== What you have to do ==
Copy out the whole news report on the Saddam Hussein genocide trial word for word.

Hussein Genocide Trial to Begin Monday


The genocide trial of former Iraqi leader Saddam Hussein and six members of his regime is scheduled to begin Monday, Agence France-Presse reported (see GSN, June 27).

Hussein and his fellow defendants are charged with directing the “Anfal Campaign” that is believed to have killed 100,000 Iraqi Kurds from 1987 to 1988. A chemical attack on the town of Halabja alone is thought to have killed 5,000 people.

The trial before the Iraqi High Tribunal is expected to last a number of months, and to be followed by further cases. Hussein and seven regime officials are already awaiting sentencing for the 1982 deaths of 148 Shiite Muslims in the town of Dujail.

Among those charged in the genocide case is Ali Hassan al-Majid, also know as “Chemical Ali” for his suspected direction of the chemical attacks (Dave Clark, Agence France-Presse I/Independent Online, Aug. 18).

Human rights observers worry that procedural mistakes that dogged the first trial against Hussein could undo efforts to convict him of genocide, AFP reported.

“There is strong evidence of genocide against the former regime, but based on our observations from the Dujail massacre trial, we believe the court is ill-equipped to conduct a trial of such a magnitude against a head of state,” said Nehal Bhuta of Human Rights Watch.

[Labeled box records]
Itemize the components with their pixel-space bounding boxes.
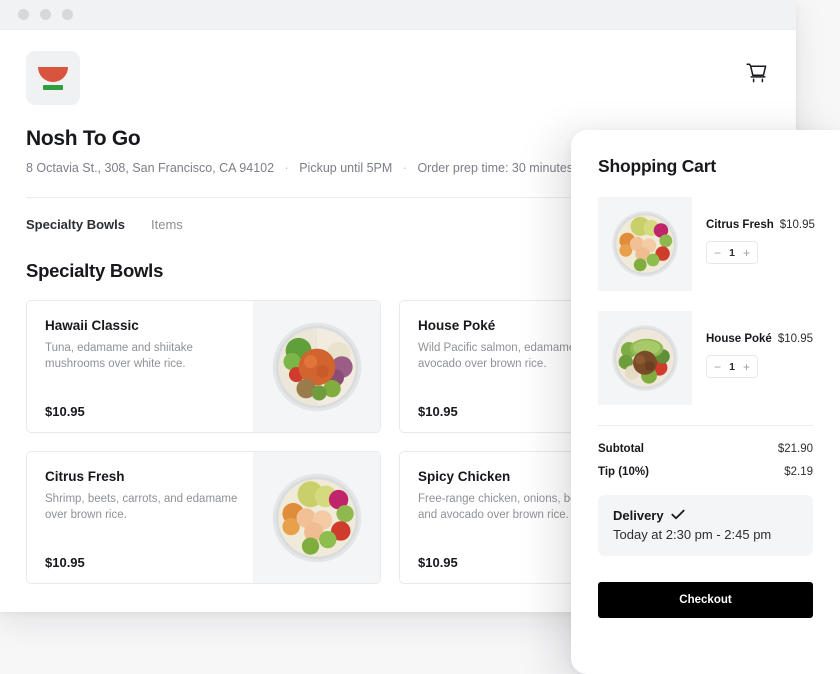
tab-items[interactable]: Items bbox=[151, 217, 183, 232]
cart-item-header: Citrus Fresh $10.95 bbox=[706, 219, 815, 231]
cart-item-header: House Poké $10.95 bbox=[706, 333, 813, 345]
menu-item-name: Hawaii Classic bbox=[45, 318, 139, 333]
tip-row: Tip (10%) $2.19 bbox=[598, 466, 813, 478]
store-address: 8 Octavia St., 308, San Francisco, CA 94… bbox=[26, 161, 275, 175]
logo-bowl-shape bbox=[38, 66, 68, 82]
menu-item-price: $10.95 bbox=[45, 555, 85, 570]
cart-item-details: Citrus Fresh $10.95 − 1 + bbox=[706, 197, 815, 264]
decrement-button[interactable]: − bbox=[714, 361, 721, 373]
quantity-value: 1 bbox=[729, 360, 735, 373]
bowl-logo-icon bbox=[26, 51, 80, 105]
menu-card[interactable]: Hawaii Classic Tuna, edamame and shiitak… bbox=[26, 300, 381, 433]
checkmark-icon bbox=[670, 508, 685, 523]
screenshot-stage: Nosh To Go 8 Octavia St., 308, San Franc… bbox=[0, 0, 840, 674]
meta-separator-2: · bbox=[402, 161, 407, 175]
decrement-button[interactable]: − bbox=[714, 247, 721, 259]
cart-item-price: $10.95 bbox=[779, 219, 815, 231]
tip-value: $2.19 bbox=[784, 466, 813, 478]
store-pickup: Pickup until 5PM bbox=[299, 161, 393, 175]
subtotal-label: Subtotal bbox=[598, 443, 644, 455]
cart-item-name: House Poké bbox=[706, 333, 772, 345]
cart-item: House Poké $10.95 − 1 + bbox=[598, 311, 813, 405]
checkout-button[interactable]: Checkout bbox=[598, 582, 813, 618]
store-prep-time: Order prep time: 30 minutes bbox=[417, 161, 574, 175]
tab-specialty-bowls[interactable]: Specialty Bowls bbox=[26, 217, 125, 232]
quantity-stepper[interactable]: − 1 + bbox=[706, 355, 758, 378]
logo-base-shape bbox=[43, 84, 63, 90]
hawaii-classic-bowl-photo bbox=[253, 301, 380, 432]
house-poke-bowl-photo bbox=[598, 311, 692, 405]
menu-card-body: Hawaii Classic Tuna, edamame and shiitak… bbox=[27, 301, 253, 432]
delivery-time: Today at 2:30 pm - 2:45 pm bbox=[613, 527, 772, 542]
increment-button[interactable]: + bbox=[743, 361, 750, 373]
store-header bbox=[0, 30, 796, 105]
delivery-info-box[interactable]: Delivery Today at 2:30 pm - 2:45 pm bbox=[598, 495, 813, 556]
citrus-fresh-bowl-photo bbox=[598, 197, 692, 291]
window-titlebar bbox=[0, 0, 796, 30]
tip-label: Tip (10%) bbox=[598, 466, 649, 478]
maximize-dot[interactable] bbox=[40, 9, 51, 20]
delivery-label: Delivery bbox=[613, 508, 664, 523]
citrus-fresh-bowl-photo bbox=[253, 452, 380, 583]
cart-title: Shopping Cart bbox=[598, 156, 716, 176]
cart-item-price: $10.95 bbox=[777, 333, 814, 345]
subtotal-row: Subtotal $21.90 bbox=[598, 443, 813, 455]
menu-item-price: $10.95 bbox=[45, 404, 85, 419]
increment-button[interactable]: + bbox=[743, 247, 750, 259]
quantity-stepper[interactable]: − 1 + bbox=[706, 241, 758, 264]
quantity-value: 1 bbox=[729, 246, 735, 259]
cart-item-details: House Poké $10.95 − 1 + bbox=[706, 311, 813, 378]
menu-item-description: Shrimp, beets, carrots, and edamame over… bbox=[45, 493, 238, 522]
shopping-cart-panel: Shopping Cart Citrus Fresh $10.95 − 1 + … bbox=[571, 130, 840, 674]
menu-item-name: Citrus Fresh bbox=[45, 469, 125, 484]
cart-totals: Subtotal $21.90 Tip (10%) $2.19 bbox=[598, 426, 813, 478]
cart-item-name: Citrus Fresh bbox=[706, 219, 774, 231]
close-dot[interactable] bbox=[62, 9, 73, 20]
shopping-cart-icon[interactable] bbox=[746, 63, 768, 84]
delivery-header: Delivery bbox=[613, 508, 798, 523]
menu-card[interactable]: Citrus Fresh Shrimp, beets, carrots, and… bbox=[26, 451, 381, 584]
meta-separator-1: · bbox=[284, 161, 289, 175]
cart-item: Citrus Fresh $10.95 − 1 + bbox=[598, 197, 815, 291]
subtotal-value: $21.90 bbox=[777, 443, 813, 455]
menu-card-body: Citrus Fresh Shrimp, beets, carrots, and… bbox=[27, 452, 253, 583]
menu-item-description: Tuna, edamame and shiitake mushrooms ove… bbox=[45, 342, 193, 371]
minimize-dot[interactable] bbox=[18, 9, 29, 20]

== Answer to the task ==
Hussein Genocide Trial to Begin Monday


The genocide trial of former Iraqi leader Saddam Hussein and six members of his regime is scheduled to begin Monday, Agence France-Presse reported (see GSN, June 27).

Hussein and his fellow defendants are charged with directing the “Anfal Campaign” that is believed to have killed 100,000 Iraqi Kurds from 1987 to 1988. A chemical attack on the town of Halabja alone is thought to have killed 5,000 people.

The trial before the Iraqi High Tribunal is expected to last a number of months, and to be followed by further cases. Hussein and seven regime officials are already awaiting sentencing for the 1982 deaths of 148 Shiite Muslims in the town of Dujail.

Among those charged in the genocide case is Ali Hassan al-Majid, also know as “Chemical Ali” for his suspected direction of the chemical attacks (Dave Clark, Agence France-Presse I/Independent Online, Aug. 18).

Human rights observers worry that procedural mistakes that dogged the first trial against Hussein could undo efforts to convict him of genocide, AFP reported.

“There is strong evidence of genocide against the former regime, but based on our observations from the Dujail massacre trial, we believe the court is ill-equipped to conduct a trial of such a magnitude against a head of state,” said Nehal Bhuta of Human Rights Watch.